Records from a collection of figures
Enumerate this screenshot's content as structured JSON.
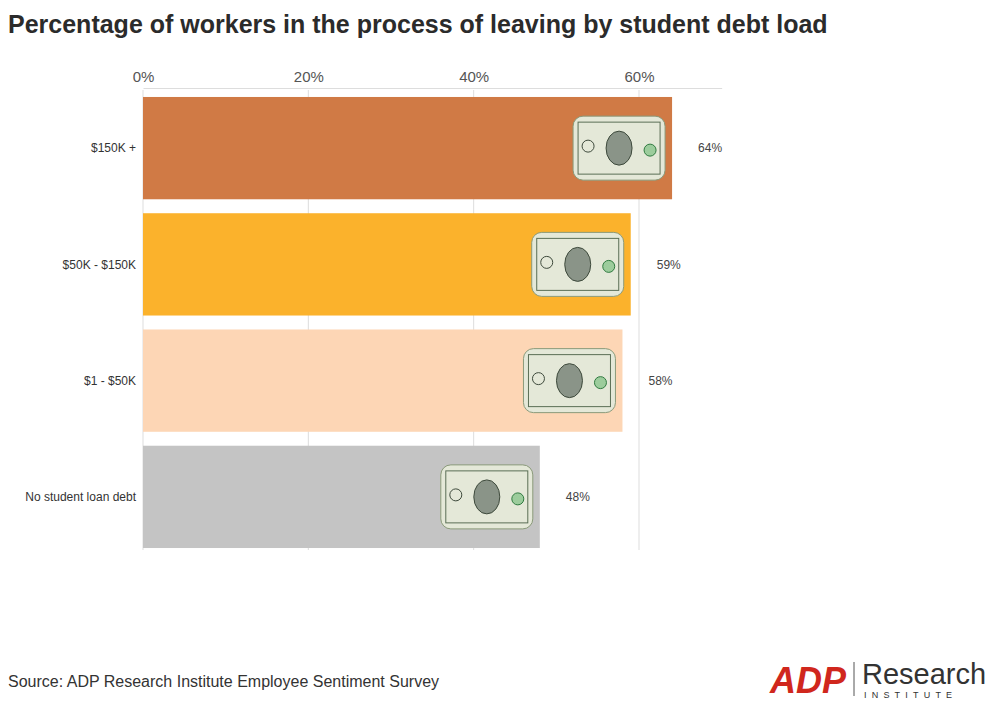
{
  "chart_data": {
    "type": "bar",
    "orientation": "horizontal",
    "title": "Percentage of workers in the process of leaving by student debt load",
    "categories": [
      "$150K +",
      "$50K - $150K",
      "$1 - $50K",
      "No student loan debt"
    ],
    "values": [
      64,
      59,
      58,
      48
    ],
    "value_labels": [
      "64%",
      "59%",
      "58%",
      "48%"
    ],
    "data_labels": true,
    "colors": [
      "#d07a45",
      "#fbb22c",
      "#fdd6b5",
      "#c4c4c4"
    ],
    "xlim": [
      0,
      70
    ],
    "xticks": [
      {
        "value": 0,
        "label": "0%"
      },
      {
        "value": 20,
        "label": "20%"
      },
      {
        "value": 40,
        "label": "40%"
      },
      {
        "value": 60,
        "label": "60%"
      }
    ],
    "grid": true,
    "source": "Source: ADP Research Institute Employee Sentiment Survey",
    "logo": {
      "brand": "ADP",
      "name": "Research",
      "sub": "INSTITUTE"
    }
  }
}
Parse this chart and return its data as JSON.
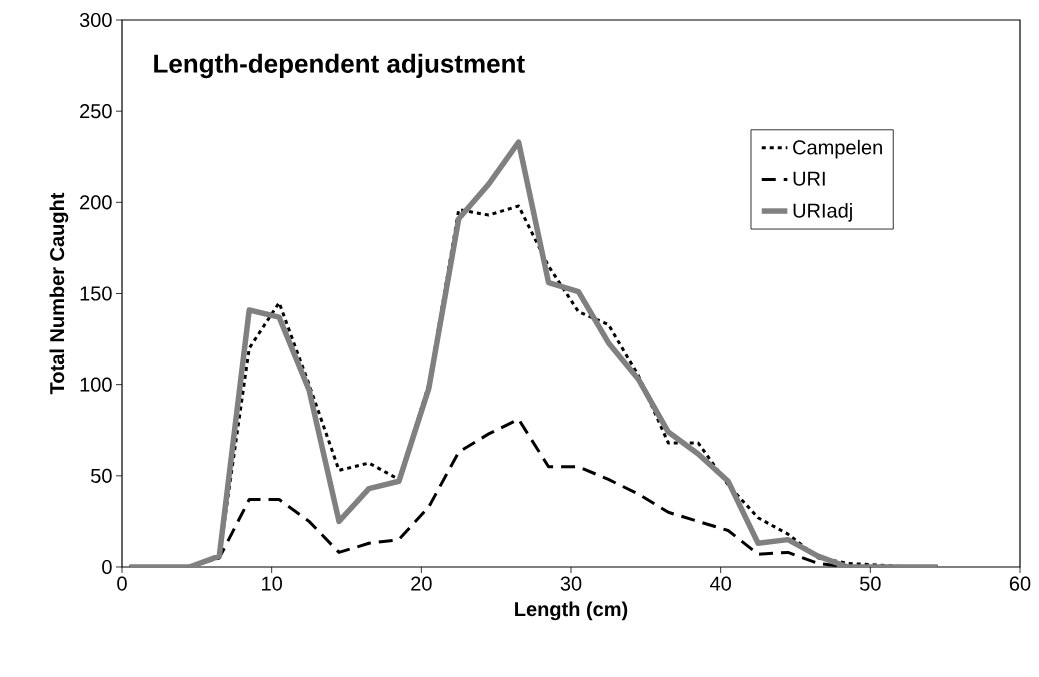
{
  "chart_data": {
    "type": "line",
    "title": "Length-dependent adjustment",
    "xlabel": "Length (cm)",
    "ylabel": "Total Number Caught",
    "x": [
      0.5,
      2.5,
      4.5,
      6.5,
      8.5,
      10.5,
      12.5,
      14.5,
      16.5,
      18.5,
      20.5,
      22.5,
      24.5,
      26.5,
      28.5,
      30.5,
      32.5,
      34.5,
      36.5,
      38.5,
      40.5,
      42.5,
      44.5,
      46.5,
      48.5,
      50.5,
      52.5,
      54.5
    ],
    "series": [
      {
        "name": "Campelen",
        "color": "#000000",
        "line_style": "dotted",
        "values": [
          0,
          0,
          0,
          5,
          120,
          145,
          100,
          53,
          57,
          48,
          100,
          196,
          193,
          198,
          165,
          140,
          133,
          105,
          68,
          68,
          45,
          27,
          18,
          5,
          2,
          1,
          0,
          0
        ]
      },
      {
        "name": "URI",
        "color": "#000000",
        "line_style": "dashed",
        "values": [
          0,
          0,
          0,
          5,
          37,
          37,
          25,
          8,
          13,
          15,
          33,
          63,
          73,
          81,
          55,
          55,
          48,
          40,
          30,
          25,
          20,
          7,
          8,
          2,
          0,
          0,
          0,
          0
        ]
      },
      {
        "name": "URIadj",
        "color": "#808080",
        "line_style": "solid",
        "values": [
          0,
          0,
          0,
          6,
          141,
          137,
          97,
          25,
          43,
          47,
          98,
          191,
          210,
          233,
          156,
          151,
          123,
          103,
          74,
          62,
          47,
          13,
          15,
          6,
          0,
          0,
          0,
          0
        ]
      }
    ],
    "xlim": [
      0,
      60
    ],
    "ylim": [
      0,
      300
    ],
    "xticks": [
      0,
      10,
      20,
      30,
      40,
      50,
      60
    ],
    "yticks": [
      0,
      50,
      100,
      150,
      200,
      250,
      300
    ],
    "grid": false,
    "legend": "top right",
    "marker": "none"
  }
}
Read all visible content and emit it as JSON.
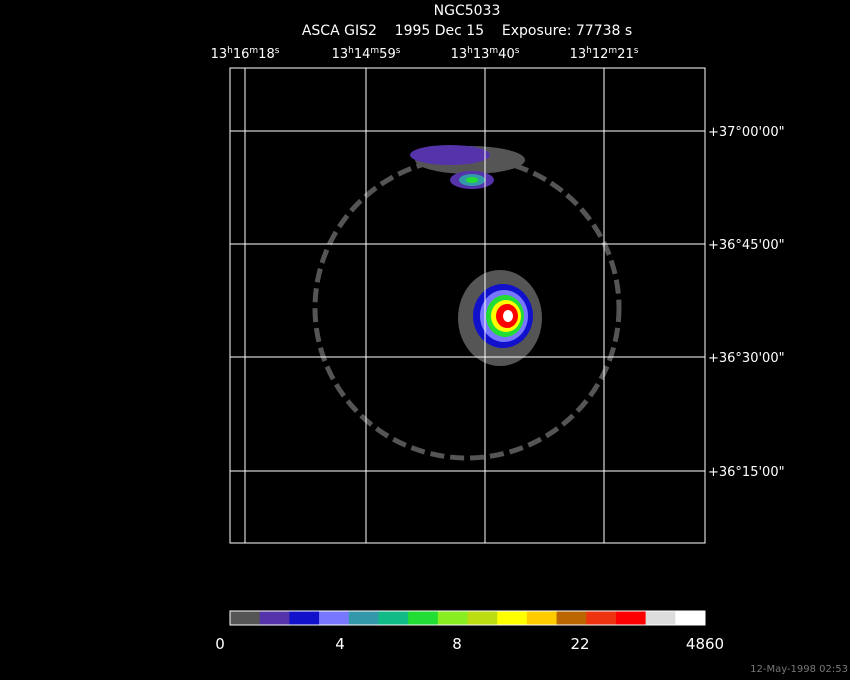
{
  "header": {
    "title": "NGC5033",
    "subtitle": "ASCA GIS2    1995 Dec 15    Exposure: 77738 s"
  },
  "ra_labels": [
    [
      "13",
      "h",
      "16",
      "m",
      "18",
      "s"
    ],
    [
      "13",
      "h",
      "14",
      "m",
      "59",
      "s"
    ],
    [
      "13",
      "h",
      "13",
      "m",
      "40",
      "s"
    ],
    [
      "13",
      "h",
      "12",
      "m",
      "21",
      "s"
    ]
  ],
  "dec_labels": [
    "+37°00'00\"",
    "+36°45'00\"",
    "+36°30'00\"",
    "+36°15'00\""
  ],
  "colorbar": {
    "colors": [
      "#555555",
      "#5533aa",
      "#1111cc",
      "#7777ff",
      "#3399aa",
      "#11bb88",
      "#22dd33",
      "#88ee22",
      "#bbdd11",
      "#ffff00",
      "#ffcc00",
      "#bb6600",
      "#ee3311",
      "#ff0000",
      "#dddddd",
      "#ffffff"
    ],
    "labels": [
      "0",
      "4",
      "8",
      "22",
      "4860"
    ]
  },
  "footer": {
    "timestamp": "12-May-1998 02:53"
  }
}
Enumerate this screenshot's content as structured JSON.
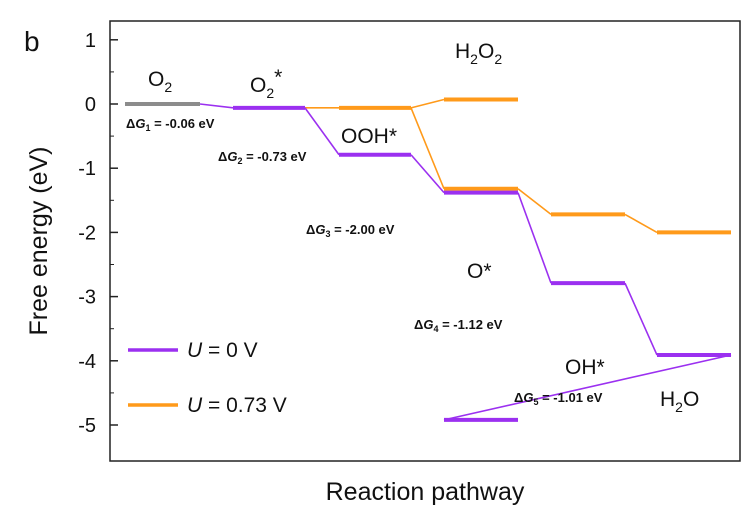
{
  "chart_data": {
    "type": "line",
    "panel_label": "b",
    "title": "",
    "xlabel": "Reaction pathway",
    "ylabel": "Free energy (eV)",
    "ylim": [
      -5.5,
      1.2
    ],
    "y_ticks": [
      1,
      0,
      -1,
      -2,
      -3,
      -4,
      -5
    ],
    "y_tick_labels": [
      "1",
      "0",
      "-1",
      "-2",
      "-3",
      "-4",
      "-5"
    ],
    "x_ticks_shown": false,
    "grid": false,
    "legend_position": "bottom-left",
    "states": [
      {
        "id": "O2",
        "label": "O",
        "sub": "2",
        "sup": ""
      },
      {
        "id": "O2*",
        "label": "O",
        "sub": "2",
        "sup": "*"
      },
      {
        "id": "OOH*",
        "label": "OOH*",
        "sub": "",
        "sup": ""
      },
      {
        "id": "O*",
        "label": "O*",
        "sub": "",
        "sup": ""
      },
      {
        "id": "OH*",
        "label": "OH*",
        "sub": "",
        "sup": ""
      },
      {
        "id": "H2O",
        "label": "H",
        "sub": "2",
        "sup": "O"
      },
      {
        "id": "H2O2",
        "label": "H",
        "sub": "2",
        "sup": "O2"
      }
    ],
    "series": [
      {
        "name": "U = 0 V",
        "legend_prefix": "U",
        "legend_suffix": " = 0 V",
        "color": "#9b30f0",
        "levels": [
          {
            "step": 0,
            "y": 0.0,
            "color": "#8c8c8c"
          },
          {
            "step": 1,
            "y": -0.06
          },
          {
            "step": 2,
            "y": -0.79
          },
          {
            "step": 3,
            "y": -1.38
          },
          {
            "step": 4,
            "y": -2.79
          },
          {
            "step": 5,
            "y": -3.91
          },
          {
            "step": 6,
            "y": -4.92
          }
        ]
      },
      {
        "name": "U = 0.73 V",
        "legend_prefix": "U",
        "legend_suffix": " = 0.73 V",
        "color": "#ff9a1a",
        "levels": [
          {
            "step": 2,
            "y": -0.06
          },
          {
            "step": 3,
            "y": -1.32
          },
          {
            "step": 4,
            "y": -1.72
          },
          {
            "step": 5,
            "y": -2.0
          }
        ],
        "branch": {
          "step": 3,
          "y": 0.07,
          "from_step": 2
        }
      }
    ],
    "delta_g": [
      {
        "pre": "Δ",
        "var": "G",
        "sub": "1",
        "text": " = -0.06 eV"
      },
      {
        "pre": "Δ",
        "var": "G",
        "sub": "2",
        "text": " = -0.73 eV"
      },
      {
        "pre": "Δ",
        "var": "G",
        "sub": "3",
        "text": " = -2.00 eV"
      },
      {
        "pre": "Δ",
        "var": "G",
        "sub": "4",
        "text": " = -1.12 eV"
      },
      {
        "pre": "Δ",
        "var": "G",
        "sub": "5",
        "text": " = -1.01 eV"
      }
    ]
  }
}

PROBLEM
Find the number of lines in which the word "Research" occurs, and write nothing but that number.

THE RESPONSE
2